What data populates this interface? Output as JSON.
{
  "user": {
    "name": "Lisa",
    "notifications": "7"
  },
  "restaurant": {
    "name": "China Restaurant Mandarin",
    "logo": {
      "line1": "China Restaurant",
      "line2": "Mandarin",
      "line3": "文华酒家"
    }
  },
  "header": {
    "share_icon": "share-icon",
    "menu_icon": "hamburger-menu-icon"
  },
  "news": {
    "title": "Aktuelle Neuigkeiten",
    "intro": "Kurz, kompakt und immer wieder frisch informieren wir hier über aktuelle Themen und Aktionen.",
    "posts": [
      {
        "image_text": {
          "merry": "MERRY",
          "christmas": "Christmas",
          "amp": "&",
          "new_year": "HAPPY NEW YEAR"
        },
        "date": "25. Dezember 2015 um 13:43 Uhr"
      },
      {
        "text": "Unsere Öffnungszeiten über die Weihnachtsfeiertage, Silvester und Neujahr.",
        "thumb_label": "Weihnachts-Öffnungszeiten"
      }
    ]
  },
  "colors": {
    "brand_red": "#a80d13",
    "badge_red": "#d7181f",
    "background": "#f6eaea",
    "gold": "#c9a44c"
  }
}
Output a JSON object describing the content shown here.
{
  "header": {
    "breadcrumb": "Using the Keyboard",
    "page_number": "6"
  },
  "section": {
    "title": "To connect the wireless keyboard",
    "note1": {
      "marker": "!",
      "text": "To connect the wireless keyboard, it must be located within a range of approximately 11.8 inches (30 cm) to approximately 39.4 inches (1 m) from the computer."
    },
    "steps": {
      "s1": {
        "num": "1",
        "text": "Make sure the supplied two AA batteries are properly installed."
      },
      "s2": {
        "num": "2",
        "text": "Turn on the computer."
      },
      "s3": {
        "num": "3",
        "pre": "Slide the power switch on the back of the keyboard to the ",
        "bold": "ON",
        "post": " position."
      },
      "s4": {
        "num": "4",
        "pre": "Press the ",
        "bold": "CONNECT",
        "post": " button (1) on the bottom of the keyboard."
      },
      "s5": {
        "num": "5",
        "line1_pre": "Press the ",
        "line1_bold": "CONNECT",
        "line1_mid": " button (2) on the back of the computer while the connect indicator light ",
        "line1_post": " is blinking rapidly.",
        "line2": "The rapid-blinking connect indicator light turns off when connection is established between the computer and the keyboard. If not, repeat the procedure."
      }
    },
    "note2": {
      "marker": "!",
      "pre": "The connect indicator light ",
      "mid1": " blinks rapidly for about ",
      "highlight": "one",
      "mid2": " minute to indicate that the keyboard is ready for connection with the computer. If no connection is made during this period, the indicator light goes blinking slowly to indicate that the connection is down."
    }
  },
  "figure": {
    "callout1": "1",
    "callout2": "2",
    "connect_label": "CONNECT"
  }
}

·····

Each line of the listing should be copied exactly.

* _Task result_
What data populates this interface? Output as JSON.
{
  "user": {
    "name": "Lisa",
    "notifications": "7"
  },
  "restaurant": {
    "name": "China Restaurant Mandarin",
    "logo": {
      "line1": "China Restaurant",
      "line2": "Mandarin",
      "line3": "文华酒家"
    }
  },
  "header": {
    "share_icon": "share-icon",
    "menu_icon": "hamburger-menu-icon"
  },
  "news": {
    "title": "Aktuelle Neuigkeiten",
    "intro": "Kurz, kompakt und immer wieder frisch informieren wir hier über aktuelle Themen und Aktionen.",
    "posts": [
      {
        "image_text": {
          "merry": "MERRY",
          "christmas": "Christmas",
          "amp": "&",
          "new_year": "HAPPY NEW YEAR"
        },
        "date": "25. Dezember 2015 um 13:43 Uhr"
      },
      {
        "text": "Unsere Öffnungszeiten über die Weihnachtsfeiertage, Silvester und Neujahr.",
        "thumb_label": "Weihnachts-Öffnungszeiten"
      }
    ]
  },
  "colors": {
    "brand_red": "#a80d13",
    "badge_red": "#d7181f",
    "background": "#f6eaea",
    "gold": "#c9a44c"
  }
}
Output a JSON object describing the content shown here.
{
  "header": {
    "breadcrumb": "Using the Keyboard",
    "page_number": "6"
  },
  "section": {
    "title": "To connect the wireless keyboard",
    "note1": {
      "marker": "!",
      "text": "To connect the wireless keyboard, it must be located within a range of approximately 11.8 inches (30 cm) to approximately 39.4 inches (1 m) from the computer."
    },
    "steps": {
      "s1": {
        "num": "1",
        "text": "Make sure the supplied two AA batteries are properly installed."
      },
      "s2": {
        "num": "2",
        "text": "Turn on the computer."
      },
      "s3": {
        "num": "3",
        "pre": "Slide the power switch on the back of the keyboard to the ",
        "bold": "ON",
        "post": " position."
      },
      "s4": {
        "num": "4",
        "pre": "Press the ",
        "bold": "CONNECT",
        "post": " button (1) on the bottom of the keyboard."
      },
      "s5": {
        "num": "5",
        "line1_pre": "Press the ",
        "line1_bold": "CONNECT",
        "line1_mid": " button (2) on the back of the computer while the connect indicator light ",
        "line1_post": " is blinking rapidly.",
        "line2": "The rapid-blinking connect indicator light turns off when connection is established between the computer and the keyboard. If not, repeat the procedure."
      }
    },
    "note2": {
      "marker": "!",
      "pre": "The connect indicator light ",
      "mid1": " blinks rapidly for about ",
      "highlight": "one",
      "mid2": " minute to indicate that the keyboard is ready for connection with the computer. If no connection is made during this period, the indicator light goes blinking slowly to indicate that the connection is down."
    }
  },
  "figure": {
    "callout1": "1",
    "callout2": "2",
    "connect_label": "CONNECT"
  }
}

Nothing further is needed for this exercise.